### Written problem:
Calculate how many lines in the following records hold the word "player", and report that number without comment.
──────────────────────────────
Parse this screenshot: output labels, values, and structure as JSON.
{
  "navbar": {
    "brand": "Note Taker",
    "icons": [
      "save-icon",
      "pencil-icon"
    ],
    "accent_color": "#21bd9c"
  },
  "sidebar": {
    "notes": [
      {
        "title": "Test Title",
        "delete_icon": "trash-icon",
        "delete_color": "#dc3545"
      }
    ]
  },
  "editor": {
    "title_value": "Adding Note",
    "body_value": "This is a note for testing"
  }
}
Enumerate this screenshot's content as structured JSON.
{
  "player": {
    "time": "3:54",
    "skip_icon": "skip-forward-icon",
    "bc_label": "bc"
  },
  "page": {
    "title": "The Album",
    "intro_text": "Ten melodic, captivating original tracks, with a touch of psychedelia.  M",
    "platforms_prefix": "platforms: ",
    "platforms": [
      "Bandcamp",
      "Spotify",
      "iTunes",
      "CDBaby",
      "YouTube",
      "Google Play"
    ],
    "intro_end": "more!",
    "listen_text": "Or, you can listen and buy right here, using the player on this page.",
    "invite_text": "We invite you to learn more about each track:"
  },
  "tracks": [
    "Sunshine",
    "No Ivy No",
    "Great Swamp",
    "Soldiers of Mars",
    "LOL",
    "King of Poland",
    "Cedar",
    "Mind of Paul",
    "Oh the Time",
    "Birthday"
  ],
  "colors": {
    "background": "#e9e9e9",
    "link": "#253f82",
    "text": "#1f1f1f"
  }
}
──────────────────────────────
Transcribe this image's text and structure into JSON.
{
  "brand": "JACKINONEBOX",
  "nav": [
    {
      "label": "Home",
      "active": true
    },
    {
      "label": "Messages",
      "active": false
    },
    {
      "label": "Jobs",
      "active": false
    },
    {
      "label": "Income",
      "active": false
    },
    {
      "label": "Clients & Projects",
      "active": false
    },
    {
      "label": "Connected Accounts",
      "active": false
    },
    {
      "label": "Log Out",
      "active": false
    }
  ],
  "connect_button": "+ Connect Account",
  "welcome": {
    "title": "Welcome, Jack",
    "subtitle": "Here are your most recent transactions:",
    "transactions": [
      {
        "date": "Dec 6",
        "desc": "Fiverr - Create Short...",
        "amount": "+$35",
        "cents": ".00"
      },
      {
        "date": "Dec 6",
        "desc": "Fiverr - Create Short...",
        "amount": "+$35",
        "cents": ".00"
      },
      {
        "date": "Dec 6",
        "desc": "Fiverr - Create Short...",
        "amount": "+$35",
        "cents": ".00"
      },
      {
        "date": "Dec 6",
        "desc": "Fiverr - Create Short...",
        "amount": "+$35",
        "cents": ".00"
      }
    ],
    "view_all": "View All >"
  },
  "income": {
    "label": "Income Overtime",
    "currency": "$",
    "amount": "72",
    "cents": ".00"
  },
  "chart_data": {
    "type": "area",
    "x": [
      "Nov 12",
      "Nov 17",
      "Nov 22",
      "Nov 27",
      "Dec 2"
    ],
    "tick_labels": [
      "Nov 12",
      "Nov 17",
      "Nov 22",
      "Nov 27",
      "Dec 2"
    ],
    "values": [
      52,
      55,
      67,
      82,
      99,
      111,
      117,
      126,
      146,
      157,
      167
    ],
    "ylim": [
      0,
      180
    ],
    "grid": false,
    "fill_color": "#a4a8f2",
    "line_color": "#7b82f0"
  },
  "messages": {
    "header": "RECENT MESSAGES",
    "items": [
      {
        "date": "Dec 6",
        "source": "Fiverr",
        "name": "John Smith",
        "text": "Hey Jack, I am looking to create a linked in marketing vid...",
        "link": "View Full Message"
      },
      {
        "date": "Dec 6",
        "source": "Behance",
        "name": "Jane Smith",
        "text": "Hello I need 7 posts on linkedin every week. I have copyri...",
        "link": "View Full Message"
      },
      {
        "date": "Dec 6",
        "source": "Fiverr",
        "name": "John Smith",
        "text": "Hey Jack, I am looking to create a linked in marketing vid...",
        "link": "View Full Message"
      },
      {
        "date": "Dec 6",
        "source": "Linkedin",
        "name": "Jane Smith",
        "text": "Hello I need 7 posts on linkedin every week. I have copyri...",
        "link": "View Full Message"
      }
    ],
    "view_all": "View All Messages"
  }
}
──────────────────────────────
### Output below:
2